■ Task to carry out: Write the material out again exactly as it stands.

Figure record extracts

_ _ _

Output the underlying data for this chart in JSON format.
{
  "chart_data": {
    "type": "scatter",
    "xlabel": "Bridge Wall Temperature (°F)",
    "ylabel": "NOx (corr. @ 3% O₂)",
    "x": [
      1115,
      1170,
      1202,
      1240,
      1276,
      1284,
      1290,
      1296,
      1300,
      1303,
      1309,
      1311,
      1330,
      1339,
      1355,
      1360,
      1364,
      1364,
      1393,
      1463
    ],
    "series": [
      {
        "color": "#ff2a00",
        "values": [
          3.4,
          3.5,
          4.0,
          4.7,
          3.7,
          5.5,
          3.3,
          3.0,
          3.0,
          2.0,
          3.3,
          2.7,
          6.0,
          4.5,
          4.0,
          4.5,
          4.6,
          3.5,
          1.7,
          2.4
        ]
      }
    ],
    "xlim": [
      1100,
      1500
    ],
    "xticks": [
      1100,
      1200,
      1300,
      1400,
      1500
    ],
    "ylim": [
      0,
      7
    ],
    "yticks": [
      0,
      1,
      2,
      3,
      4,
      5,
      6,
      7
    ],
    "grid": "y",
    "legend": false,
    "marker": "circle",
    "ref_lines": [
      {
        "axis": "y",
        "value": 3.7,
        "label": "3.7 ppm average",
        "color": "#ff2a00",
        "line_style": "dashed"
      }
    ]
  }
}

_ _ _

■ Worked answer:
Output the underlying data for this chart in JSON format.
{
  "chart_data": {
    "type": "scatter",
    "xlabel": "Bridge Wall Temperature (°F)",
    "ylabel": "NOx (corr. @ 3% O₂)",
    "x": [
      1115,
      1170,
      1202,
      1240,
      1276,
      1284,
      1290,
      1296,
      1300,
      1303,
      1309,
      1311,
      1330,
      1339,
      1355,
      1360,
      1364,
      1364,
      1393,
      1463
    ],
    "series": [
      {
        "color": "#ff2a00",
        "values": [
          3.4,
          3.5,
          4.0,
          4.7,
          3.7,
          5.5,
          3.3,
          3.0,
          3.0,
          2.0,
          3.3,
          2.7,
          6.0,
          4.5,
          4.0,
          4.5,
          4.6,
          3.5,
          1.7,
          2.4
        ]
      }
    ],
    "xlim": [
      1100,
      1500
    ],
    "xticks": [
      1100,
      1200,
      1300,
      1400,
      1500
    ],
    "ylim": [
      0,
      7
    ],
    "yticks": [
      0,
      1,
      2,
      3,
      4,
      5,
      6,
      7
    ],
    "grid": "y",
    "legend": false,
    "marker": "circle",
    "ref_lines": [
      {
        "axis": "y",
        "value": 3.7,
        "label": "3.7 ppm average",
        "color": "#ff2a00",
        "line_style": "dashed"
      }
    ]
  }
}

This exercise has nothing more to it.